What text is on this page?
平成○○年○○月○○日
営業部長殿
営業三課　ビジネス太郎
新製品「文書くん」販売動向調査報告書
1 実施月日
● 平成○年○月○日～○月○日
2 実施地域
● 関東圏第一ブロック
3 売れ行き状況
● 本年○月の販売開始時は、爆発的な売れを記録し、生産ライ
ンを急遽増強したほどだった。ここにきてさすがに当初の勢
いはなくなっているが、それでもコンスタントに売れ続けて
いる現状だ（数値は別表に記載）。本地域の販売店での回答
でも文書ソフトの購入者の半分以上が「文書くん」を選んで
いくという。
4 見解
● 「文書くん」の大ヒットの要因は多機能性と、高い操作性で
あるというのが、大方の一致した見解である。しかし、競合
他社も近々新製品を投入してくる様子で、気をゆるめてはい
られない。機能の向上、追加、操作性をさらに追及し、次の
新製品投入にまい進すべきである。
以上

########################################

# What needs to be done
Repeat all of the records above exactly as written.

# Output for this exercise
What text is on this page?
平成○○年○○月○○日
営業部長殿
営業三課　ビジネス太郎
新製品「文書くん」販売動向調査報告書
1 実施月日
● 平成○年○月○日～○月○日
2 実施地域
● 関東圏第一ブロック
3 売れ行き状況
● 本年○月の販売開始時は、爆発的な売れを記録し、生産ライ
ンを急遽増強したほどだった。ここにきてさすがに当初の勢
いはなくなっているが、それでもコンスタントに売れ続けて
いる現状だ（数値は別表に記載）。本地域の販売店での回答
でも文書ソフトの購入者の半分以上が「文書くん」を選んで
いくという。
4 見解
● 「文書くん」の大ヒットの要因は多機能性と、高い操作性で
あるというのが、大方の一致した見解である。しかし、競合
他社も近々新製品を投入してくる様子で、気をゆるめてはい
られない。機能の向上、追加、操作性をさらに追及し、次の
新製品投入にまい進すべきである。
以上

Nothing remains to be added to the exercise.